• **What the exercise asks**: Format every line of the entries below as a Markdown table with the columns "Row" and "Text", numbering the rows and leaving out blank lines. Omit the pictures from the table.

• **Information supplied**:
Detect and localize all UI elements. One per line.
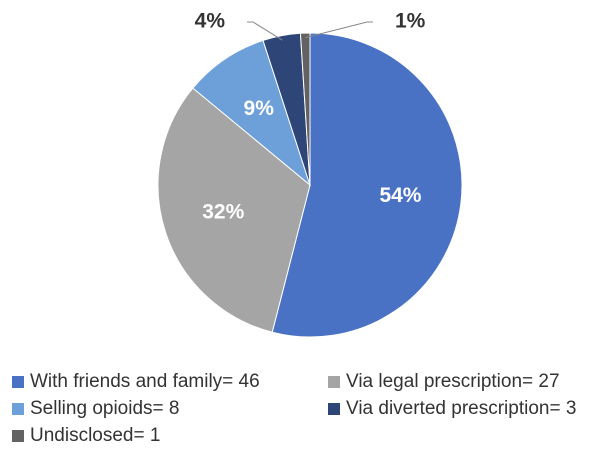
legend-swatch	[12, 430, 24, 442]
slice-label: 4%	[195, 10, 226, 33]
pie-slice	[299, 32, 311, 186]
legend-label: Via diverted prescription= 3	[346, 398, 576, 419]
slice-label: 9%	[244, 97, 275, 120]
legend-label: Via legal prescription= 27	[346, 371, 560, 392]
legend-swatch	[328, 376, 340, 388]
slice-label: 54%	[379, 184, 421, 207]
legend-label: With friends and family= 46	[30, 371, 260, 392]
legend-label: Undisclosed= 1	[30, 425, 160, 446]
legend-swatch	[12, 403, 24, 415]
pie-slice	[157, 87, 311, 333]
slice-label: 1%	[395, 10, 426, 33]
pie-slice	[271, 32, 463, 338]
slice-label: 32%	[202, 201, 244, 224]
leader-line	[247, 21, 283, 41]
legend-swatch	[12, 376, 24, 388]
pie-slice	[192, 39, 312, 187]
legend-swatch	[328, 403, 340, 415]
legend-label: Selling opioids= 8	[30, 398, 179, 419]
leader-line	[305, 21, 373, 39]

• **Written answer**:
| Row | Text |
|---|---|
| 1 | Detect and localize all UI elements. One per line. |
| 2 | legend-swatch	[12, 430, 24, 442] |
| 3 | slice-label: 4%	[195, 10, 226, 33] |
| 4 | pie-slice	[299, 32, 311, 186] |
| 5 | legend-label: Via diverted prescription= 3	[346, 398, 576, 419] |
| 6 | slice-label: 9%	[244, 97, 275, 120] |
| 7 | legend-label: Via legal prescription= 27	[346, 371, 560, 392] |
| 8 | legend-swatch	[328, 376, 340, 388] |
| 9 | slice-label: 54%	[379, 184, 421, 207] |
| 10 | legend-label: With friends and family= 46	[30, 371, 260, 392] |
| 11 | legend-label: Undisclosed= 1	[30, 425, 160, 446] |
| 12 | legend-swatch	[12, 403, 24, 415] |
| 13 | pie-slice	[157, 87, 311, 333] |
| 14 | slice-label: 1%	[395, 10, 426, 33] |
| 15 | pie-slice	[271, 32, 463, 338] |
| 16 | slice-label: 32%	[202, 201, 244, 224] |
| 17 | leader-line	[247, 21, 283, 41] |
| 18 | legend-swatch	[12, 376, 24, 388] |
| 19 | pie-slice	[192, 39, 312, 187] |
| 20 | legend-swatch	[328, 403, 340, 415] |
| 21 | legend-label: Selling opioids= 8	[30, 398, 179, 419] |
| 22 | leader-line	[305, 21, 373, 39] |